Short problem:
Below is a set of records. Repeat all of them exactly.

Records that describe figures:

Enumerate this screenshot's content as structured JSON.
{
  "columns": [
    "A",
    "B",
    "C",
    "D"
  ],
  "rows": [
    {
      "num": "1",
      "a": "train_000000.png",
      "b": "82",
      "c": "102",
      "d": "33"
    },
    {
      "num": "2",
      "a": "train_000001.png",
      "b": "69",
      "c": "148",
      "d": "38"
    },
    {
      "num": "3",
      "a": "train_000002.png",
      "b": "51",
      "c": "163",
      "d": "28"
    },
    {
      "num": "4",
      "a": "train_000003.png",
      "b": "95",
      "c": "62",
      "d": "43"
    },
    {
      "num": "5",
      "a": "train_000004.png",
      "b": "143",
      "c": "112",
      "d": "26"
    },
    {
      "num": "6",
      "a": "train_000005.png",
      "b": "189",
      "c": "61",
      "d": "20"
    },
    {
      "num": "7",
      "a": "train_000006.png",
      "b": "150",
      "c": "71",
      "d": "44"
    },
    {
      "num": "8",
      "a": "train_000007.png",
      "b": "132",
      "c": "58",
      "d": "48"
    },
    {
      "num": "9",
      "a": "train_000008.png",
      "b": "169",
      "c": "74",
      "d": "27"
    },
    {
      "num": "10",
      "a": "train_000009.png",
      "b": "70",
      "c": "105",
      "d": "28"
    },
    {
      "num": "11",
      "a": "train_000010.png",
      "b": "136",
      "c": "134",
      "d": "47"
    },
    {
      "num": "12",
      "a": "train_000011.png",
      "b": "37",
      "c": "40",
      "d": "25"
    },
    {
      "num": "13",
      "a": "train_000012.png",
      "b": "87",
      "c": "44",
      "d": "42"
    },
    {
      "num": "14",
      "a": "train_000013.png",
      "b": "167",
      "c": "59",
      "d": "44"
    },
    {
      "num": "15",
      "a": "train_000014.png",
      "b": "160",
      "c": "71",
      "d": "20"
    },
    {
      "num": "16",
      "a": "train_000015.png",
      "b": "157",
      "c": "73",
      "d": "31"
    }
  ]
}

The reply:
Enumerate this screenshot's content as structured JSON.
{
  "columns": [
    "A",
    "B",
    "C",
    "D"
  ],
  "rows": [
    {
      "num": "1",
      "a": "train_000000.png",
      "b": "82",
      "c": "102",
      "d": "33"
    },
    {
      "num": "2",
      "a": "train_000001.png",
      "b": "69",
      "c": "148",
      "d": "38"
    },
    {
      "num": "3",
      "a": "train_000002.png",
      "b": "51",
      "c": "163",
      "d": "28"
    },
    {
      "num": "4",
      "a": "train_000003.png",
      "b": "95",
      "c": "62",
      "d": "43"
    },
    {
      "num": "5",
      "a": "train_000004.png",
      "b": "143",
      "c": "112",
      "d": "26"
    },
    {
      "num": "6",
      "a": "train_000005.png",
      "b": "189",
      "c": "61",
      "d": "20"
    },
    {
      "num": "7",
      "a": "train_000006.png",
      "b": "150",
      "c": "71",
      "d": "44"
    },
    {
      "num": "8",
      "a": "train_000007.png",
      "b": "132",
      "c": "58",
      "d": "48"
    },
    {
      "num": "9",
      "a": "train_000008.png",
      "b": "169",
      "c": "74",
      "d": "27"
    },
    {
      "num": "10",
      "a": "train_000009.png",
      "b": "70",
      "c": "105",
      "d": "28"
    },
    {
      "num": "11",
      "a": "train_000010.png",
      "b": "136",
      "c": "134",
      "d": "47"
    },
    {
      "num": "12",
      "a": "train_000011.png",
      "b": "37",
      "c": "40",
      "d": "25"
    },
    {
      "num": "13",
      "a": "train_000012.png",
      "b": "87",
      "c": "44",
      "d": "42"
    },
    {
      "num": "14",
      "a": "train_000013.png",
      "b": "167",
      "c": "59",
      "d": "44"
    },
    {
      "num": "15",
      "a": "train_000014.png",
      "b": "160",
      "c": "71",
      "d": "20"
    },
    {
      "num": "16",
      "a": "train_000015.png",
      "b": "157",
      "c": "73",
      "d": "31"
    }
  ]
}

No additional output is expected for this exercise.